> [EXERCISE INSTRUCTIONS]: Every record must be written out once more, with nothing added or omitted.

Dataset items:

● ● ●

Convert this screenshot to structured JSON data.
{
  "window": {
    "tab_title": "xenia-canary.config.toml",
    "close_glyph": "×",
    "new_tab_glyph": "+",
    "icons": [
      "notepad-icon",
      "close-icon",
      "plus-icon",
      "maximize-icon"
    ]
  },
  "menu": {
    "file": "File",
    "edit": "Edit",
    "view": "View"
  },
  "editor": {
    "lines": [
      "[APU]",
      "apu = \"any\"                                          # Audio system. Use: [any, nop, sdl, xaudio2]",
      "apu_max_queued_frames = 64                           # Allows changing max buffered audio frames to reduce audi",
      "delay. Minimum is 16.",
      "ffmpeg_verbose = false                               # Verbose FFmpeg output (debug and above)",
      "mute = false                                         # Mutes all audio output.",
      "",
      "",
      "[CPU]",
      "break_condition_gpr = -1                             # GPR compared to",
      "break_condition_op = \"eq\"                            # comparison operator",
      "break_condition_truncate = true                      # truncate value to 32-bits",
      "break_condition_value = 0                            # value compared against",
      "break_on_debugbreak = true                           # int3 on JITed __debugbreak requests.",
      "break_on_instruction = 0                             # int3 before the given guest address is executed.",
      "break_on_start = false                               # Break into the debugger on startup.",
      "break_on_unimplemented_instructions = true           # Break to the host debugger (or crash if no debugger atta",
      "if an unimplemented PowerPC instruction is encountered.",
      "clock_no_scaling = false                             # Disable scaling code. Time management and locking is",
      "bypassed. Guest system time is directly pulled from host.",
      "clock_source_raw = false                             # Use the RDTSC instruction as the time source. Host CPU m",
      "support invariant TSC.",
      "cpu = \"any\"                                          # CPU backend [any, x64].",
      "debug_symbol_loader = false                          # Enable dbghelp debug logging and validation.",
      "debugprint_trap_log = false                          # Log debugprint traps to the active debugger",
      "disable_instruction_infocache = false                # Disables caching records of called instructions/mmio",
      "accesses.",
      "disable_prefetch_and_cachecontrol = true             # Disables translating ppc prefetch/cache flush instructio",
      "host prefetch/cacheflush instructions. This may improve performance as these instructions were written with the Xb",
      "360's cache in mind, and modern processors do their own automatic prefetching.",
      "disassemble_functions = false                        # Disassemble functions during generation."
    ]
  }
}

● ● ●

> [RESULT OF THIS TASK]:
Convert this screenshot to structured JSON data.
{
  "window": {
    "tab_title": "xenia-canary.config.toml",
    "close_glyph": "×",
    "new_tab_glyph": "+",
    "icons": [
      "notepad-icon",
      "close-icon",
      "plus-icon",
      "maximize-icon"
    ]
  },
  "menu": {
    "file": "File",
    "edit": "Edit",
    "view": "View"
  },
  "editor": {
    "lines": [
      "[APU]",
      "apu = \"any\"                                          # Audio system. Use: [any, nop, sdl, xaudio2]",
      "apu_max_queued_frames = 64                           # Allows changing max buffered audio frames to reduce audi",
      "delay. Minimum is 16.",
      "ffmpeg_verbose = false                               # Verbose FFmpeg output (debug and above)",
      "mute = false                                         # Mutes all audio output.",
      "",
      "",
      "[CPU]",
      "break_condition_gpr = -1                             # GPR compared to",
      "break_condition_op = \"eq\"                            # comparison operator",
      "break_condition_truncate = true                      # truncate value to 32-bits",
      "break_condition_value = 0                            # value compared against",
      "break_on_debugbreak = true                           # int3 on JITed __debugbreak requests.",
      "break_on_instruction = 0                             # int3 before the given guest address is executed.",
      "break_on_start = false                               # Break into the debugger on startup.",
      "break_on_unimplemented_instructions = true           # Break to the host debugger (or crash if no debugger atta",
      "if an unimplemented PowerPC instruction is encountered.",
      "clock_no_scaling = false                             # Disable scaling code. Time management and locking is",
      "bypassed. Guest system time is directly pulled from host.",
      "clock_source_raw = false                             # Use the RDTSC instruction as the time source. Host CPU m",
      "support invariant TSC.",
      "cpu = \"any\"                                          # CPU backend [any, x64].",
      "debug_symbol_loader = false                          # Enable dbghelp debug logging and validation.",
      "debugprint_trap_log = false                          # Log debugprint traps to the active debugger",
      "disable_instruction_infocache = false                # Disables caching records of called instructions/mmio",
      "accesses.",
      "disable_prefetch_and_cachecontrol = true             # Disables translating ppc prefetch/cache flush instructio",
      "host prefetch/cacheflush instructions. This may improve performance as these instructions were written with the Xb",
      "360's cache in mind, and modern processors do their own automatic prefetching.",
      "disassemble_functions = false                        # Disassemble functions during generation."
    ]
  }
}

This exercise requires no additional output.